* Directions
Quote the entries that follow exactly, leaving none out.

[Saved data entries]
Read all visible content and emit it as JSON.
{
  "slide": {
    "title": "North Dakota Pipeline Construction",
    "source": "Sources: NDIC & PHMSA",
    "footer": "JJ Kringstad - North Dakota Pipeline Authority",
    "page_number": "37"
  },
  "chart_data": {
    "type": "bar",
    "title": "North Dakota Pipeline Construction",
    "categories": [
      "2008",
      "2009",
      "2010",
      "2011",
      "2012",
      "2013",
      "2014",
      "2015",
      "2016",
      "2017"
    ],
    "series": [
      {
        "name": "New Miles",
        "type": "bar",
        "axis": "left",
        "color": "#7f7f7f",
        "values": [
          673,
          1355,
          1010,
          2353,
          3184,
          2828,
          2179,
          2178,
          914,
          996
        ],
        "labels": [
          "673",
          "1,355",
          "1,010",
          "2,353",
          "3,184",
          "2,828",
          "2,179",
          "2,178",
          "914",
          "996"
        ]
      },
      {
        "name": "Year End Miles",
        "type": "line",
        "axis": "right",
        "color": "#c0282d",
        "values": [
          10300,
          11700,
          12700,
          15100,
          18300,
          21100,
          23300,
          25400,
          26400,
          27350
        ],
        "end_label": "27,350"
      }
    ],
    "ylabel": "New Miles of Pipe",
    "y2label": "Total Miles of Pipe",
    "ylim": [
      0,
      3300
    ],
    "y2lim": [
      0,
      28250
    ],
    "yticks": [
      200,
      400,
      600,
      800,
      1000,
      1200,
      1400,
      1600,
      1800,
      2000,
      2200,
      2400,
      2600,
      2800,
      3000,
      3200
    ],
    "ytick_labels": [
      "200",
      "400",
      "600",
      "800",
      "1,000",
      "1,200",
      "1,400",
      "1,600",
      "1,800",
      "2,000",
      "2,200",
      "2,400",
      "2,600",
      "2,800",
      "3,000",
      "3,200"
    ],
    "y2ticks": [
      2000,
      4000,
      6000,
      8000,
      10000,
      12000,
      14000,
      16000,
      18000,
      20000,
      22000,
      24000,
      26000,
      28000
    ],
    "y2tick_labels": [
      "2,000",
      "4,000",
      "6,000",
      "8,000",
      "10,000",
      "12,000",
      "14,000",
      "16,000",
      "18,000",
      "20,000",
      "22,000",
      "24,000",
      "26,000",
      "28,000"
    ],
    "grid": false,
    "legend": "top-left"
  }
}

* Task response
Read all visible content and emit it as JSON.
{
  "slide": {
    "title": "North Dakota Pipeline Construction",
    "source": "Sources: NDIC & PHMSA",
    "footer": "JJ Kringstad - North Dakota Pipeline Authority",
    "page_number": "37"
  },
  "chart_data": {
    "type": "bar",
    "title": "North Dakota Pipeline Construction",
    "categories": [
      "2008",
      "2009",
      "2010",
      "2011",
      "2012",
      "2013",
      "2014",
      "2015",
      "2016",
      "2017"
    ],
    "series": [
      {
        "name": "New Miles",
        "type": "bar",
        "axis": "left",
        "color": "#7f7f7f",
        "values": [
          673,
          1355,
          1010,
          2353,
          3184,
          2828,
          2179,
          2178,
          914,
          996
        ],
        "labels": [
          "673",
          "1,355",
          "1,010",
          "2,353",
          "3,184",
          "2,828",
          "2,179",
          "2,178",
          "914",
          "996"
        ]
      },
      {
        "name": "Year End Miles",
        "type": "line",
        "axis": "right",
        "color": "#c0282d",
        "values": [
          10300,
          11700,
          12700,
          15100,
          18300,
          21100,
          23300,
          25400,
          26400,
          27350
        ],
        "end_label": "27,350"
      }
    ],
    "ylabel": "New Miles of Pipe",
    "y2label": "Total Miles of Pipe",
    "ylim": [
      0,
      3300
    ],
    "y2lim": [
      0,
      28250
    ],
    "yticks": [
      200,
      400,
      600,
      800,
      1000,
      1200,
      1400,
      1600,
      1800,
      2000,
      2200,
      2400,
      2600,
      2800,
      3000,
      3200
    ],
    "ytick_labels": [
      "200",
      "400",
      "600",
      "800",
      "1,000",
      "1,200",
      "1,400",
      "1,600",
      "1,800",
      "2,000",
      "2,200",
      "2,400",
      "2,600",
      "2,800",
      "3,000",
      "3,200"
    ],
    "y2ticks": [
      2000,
      4000,
      6000,
      8000,
      10000,
      12000,
      14000,
      16000,
      18000,
      20000,
      22000,
      24000,
      26000,
      28000
    ],
    "y2tick_labels": [
      "2,000",
      "4,000",
      "6,000",
      "8,000",
      "10,000",
      "12,000",
      "14,000",
      "16,000",
      "18,000",
      "20,000",
      "22,000",
      "24,000",
      "26,000",
      "28,000"
    ],
    "grid": false,
    "legend": "top-left"
  }
}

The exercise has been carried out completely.